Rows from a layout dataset
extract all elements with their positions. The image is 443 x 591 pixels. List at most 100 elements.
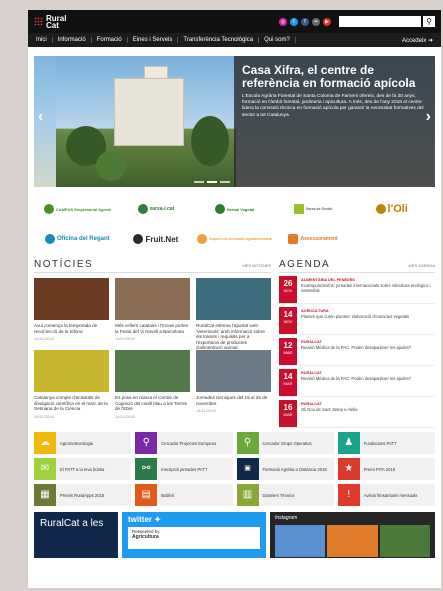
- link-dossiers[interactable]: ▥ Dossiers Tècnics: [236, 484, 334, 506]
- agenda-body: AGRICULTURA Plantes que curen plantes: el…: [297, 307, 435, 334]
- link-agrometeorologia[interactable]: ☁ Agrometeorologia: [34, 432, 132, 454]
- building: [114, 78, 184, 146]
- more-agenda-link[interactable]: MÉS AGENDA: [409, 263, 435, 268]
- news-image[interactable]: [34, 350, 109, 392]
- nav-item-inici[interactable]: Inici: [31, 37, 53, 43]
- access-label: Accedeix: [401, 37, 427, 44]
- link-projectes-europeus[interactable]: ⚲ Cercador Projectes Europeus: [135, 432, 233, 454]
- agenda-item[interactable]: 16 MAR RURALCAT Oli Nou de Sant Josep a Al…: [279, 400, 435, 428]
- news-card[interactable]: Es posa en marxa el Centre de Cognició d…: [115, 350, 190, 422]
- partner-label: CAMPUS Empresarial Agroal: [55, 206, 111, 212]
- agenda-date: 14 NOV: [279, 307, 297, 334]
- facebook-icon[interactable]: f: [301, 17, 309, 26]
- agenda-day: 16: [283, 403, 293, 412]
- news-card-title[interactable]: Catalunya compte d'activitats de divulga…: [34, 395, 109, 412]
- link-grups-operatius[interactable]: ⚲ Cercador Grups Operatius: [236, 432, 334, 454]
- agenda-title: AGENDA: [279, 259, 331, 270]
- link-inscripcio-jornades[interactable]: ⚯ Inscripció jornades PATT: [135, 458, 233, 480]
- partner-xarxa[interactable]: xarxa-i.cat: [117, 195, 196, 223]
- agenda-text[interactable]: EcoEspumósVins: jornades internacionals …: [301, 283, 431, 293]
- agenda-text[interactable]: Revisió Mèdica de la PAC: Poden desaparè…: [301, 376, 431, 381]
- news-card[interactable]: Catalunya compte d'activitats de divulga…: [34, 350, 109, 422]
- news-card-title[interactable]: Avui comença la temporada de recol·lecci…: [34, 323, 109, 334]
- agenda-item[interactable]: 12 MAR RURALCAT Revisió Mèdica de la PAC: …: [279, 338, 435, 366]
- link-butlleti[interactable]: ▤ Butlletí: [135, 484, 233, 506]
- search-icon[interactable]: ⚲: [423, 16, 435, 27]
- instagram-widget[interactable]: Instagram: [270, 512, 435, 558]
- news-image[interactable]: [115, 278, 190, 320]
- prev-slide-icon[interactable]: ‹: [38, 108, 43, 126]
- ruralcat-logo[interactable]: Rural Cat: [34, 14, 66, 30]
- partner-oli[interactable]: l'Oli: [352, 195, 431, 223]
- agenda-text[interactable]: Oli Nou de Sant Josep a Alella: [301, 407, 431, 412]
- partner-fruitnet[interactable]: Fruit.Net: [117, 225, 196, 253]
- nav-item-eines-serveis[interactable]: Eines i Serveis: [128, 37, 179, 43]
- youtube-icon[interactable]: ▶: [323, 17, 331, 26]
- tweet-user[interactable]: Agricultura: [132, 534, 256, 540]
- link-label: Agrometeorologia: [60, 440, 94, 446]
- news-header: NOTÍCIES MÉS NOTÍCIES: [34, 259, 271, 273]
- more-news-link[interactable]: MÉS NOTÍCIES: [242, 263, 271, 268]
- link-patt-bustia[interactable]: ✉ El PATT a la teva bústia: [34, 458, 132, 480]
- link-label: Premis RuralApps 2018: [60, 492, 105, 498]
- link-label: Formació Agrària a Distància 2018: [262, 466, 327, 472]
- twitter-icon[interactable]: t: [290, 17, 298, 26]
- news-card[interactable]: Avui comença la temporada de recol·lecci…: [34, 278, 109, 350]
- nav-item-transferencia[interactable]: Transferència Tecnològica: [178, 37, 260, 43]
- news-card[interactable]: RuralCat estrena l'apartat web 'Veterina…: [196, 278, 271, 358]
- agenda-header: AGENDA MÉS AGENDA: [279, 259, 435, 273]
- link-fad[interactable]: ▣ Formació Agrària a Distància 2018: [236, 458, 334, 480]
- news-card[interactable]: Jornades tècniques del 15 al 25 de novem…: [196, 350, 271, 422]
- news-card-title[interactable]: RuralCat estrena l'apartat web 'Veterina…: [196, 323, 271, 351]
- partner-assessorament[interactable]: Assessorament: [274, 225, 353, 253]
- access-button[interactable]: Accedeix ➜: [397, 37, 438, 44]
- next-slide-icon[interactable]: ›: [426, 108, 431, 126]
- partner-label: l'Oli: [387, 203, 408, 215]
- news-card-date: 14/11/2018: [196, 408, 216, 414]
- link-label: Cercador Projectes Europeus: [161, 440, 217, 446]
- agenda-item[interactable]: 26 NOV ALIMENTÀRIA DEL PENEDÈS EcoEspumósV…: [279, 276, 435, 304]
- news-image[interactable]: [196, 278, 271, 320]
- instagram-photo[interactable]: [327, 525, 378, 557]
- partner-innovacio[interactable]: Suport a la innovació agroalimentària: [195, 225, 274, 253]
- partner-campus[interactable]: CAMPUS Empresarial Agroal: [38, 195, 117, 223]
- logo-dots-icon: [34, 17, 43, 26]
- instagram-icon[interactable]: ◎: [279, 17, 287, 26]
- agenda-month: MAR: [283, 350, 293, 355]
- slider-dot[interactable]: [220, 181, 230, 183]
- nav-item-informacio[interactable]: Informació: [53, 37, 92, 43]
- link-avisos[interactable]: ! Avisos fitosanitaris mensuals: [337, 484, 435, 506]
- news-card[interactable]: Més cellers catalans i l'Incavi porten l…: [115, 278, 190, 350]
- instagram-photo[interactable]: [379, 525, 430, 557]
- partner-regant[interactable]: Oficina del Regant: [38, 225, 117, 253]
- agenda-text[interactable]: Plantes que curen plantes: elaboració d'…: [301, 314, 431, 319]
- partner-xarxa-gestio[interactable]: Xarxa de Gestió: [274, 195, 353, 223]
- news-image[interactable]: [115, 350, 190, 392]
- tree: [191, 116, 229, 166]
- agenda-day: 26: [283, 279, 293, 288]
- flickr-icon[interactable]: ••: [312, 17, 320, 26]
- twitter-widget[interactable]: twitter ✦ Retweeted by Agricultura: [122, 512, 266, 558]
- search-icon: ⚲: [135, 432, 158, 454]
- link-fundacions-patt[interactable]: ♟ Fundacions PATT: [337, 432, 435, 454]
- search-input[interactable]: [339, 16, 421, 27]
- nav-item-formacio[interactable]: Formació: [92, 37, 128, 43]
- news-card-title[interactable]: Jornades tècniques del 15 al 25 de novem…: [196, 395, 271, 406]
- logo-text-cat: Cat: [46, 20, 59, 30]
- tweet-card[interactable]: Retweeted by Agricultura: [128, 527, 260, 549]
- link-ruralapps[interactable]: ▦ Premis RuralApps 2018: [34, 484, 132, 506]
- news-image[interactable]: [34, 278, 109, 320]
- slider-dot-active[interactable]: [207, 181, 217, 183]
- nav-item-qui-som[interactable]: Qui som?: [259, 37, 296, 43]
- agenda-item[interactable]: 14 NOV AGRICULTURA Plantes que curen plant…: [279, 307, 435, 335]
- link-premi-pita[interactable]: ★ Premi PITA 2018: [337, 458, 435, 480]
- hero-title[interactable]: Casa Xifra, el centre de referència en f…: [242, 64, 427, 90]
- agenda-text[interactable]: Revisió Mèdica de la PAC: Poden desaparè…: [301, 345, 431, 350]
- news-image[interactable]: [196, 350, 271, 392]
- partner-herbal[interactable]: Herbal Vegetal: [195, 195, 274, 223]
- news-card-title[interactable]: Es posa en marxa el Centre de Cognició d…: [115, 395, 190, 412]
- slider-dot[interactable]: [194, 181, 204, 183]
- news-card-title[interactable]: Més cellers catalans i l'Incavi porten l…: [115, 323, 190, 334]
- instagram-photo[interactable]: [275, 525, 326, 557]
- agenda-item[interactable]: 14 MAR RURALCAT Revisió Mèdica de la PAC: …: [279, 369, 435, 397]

■ DIRECTIONS: Update the records from the line with "- link-dossiers[interactable]: ▥" to the line with "- agenda-item[interactable]: 16" by replacing "Accedeix" with "Entra", and write out only those lines with everything else unchanged.

■ FULL ANSWER:
- link-dossiers[interactable]: ▥ Dossiers Tècnics: [236, 484, 334, 506]
- agenda-body: AGRICULTURA Plantes que curen plantes: el…: [297, 307, 435, 334]
- link-agrometeorologia[interactable]: ☁ Agrometeorologia: [34, 432, 132, 454]
- building: [114, 78, 184, 146]
- more-agenda-link[interactable]: MÉS AGENDA: [409, 263, 435, 268]
- news-image[interactable]: [34, 350, 109, 392]
- nav-item-inici[interactable]: Inici: [31, 37, 53, 43]
- access-label: Entra: [401, 37, 427, 44]
- link-projectes-europeus[interactable]: ⚲ Cercador Projectes Europeus: [135, 432, 233, 454]
- agenda-item[interactable]: 16 MAR RURALCAT Oli Nou de Sant Josep a Al…: [279, 400, 435, 428]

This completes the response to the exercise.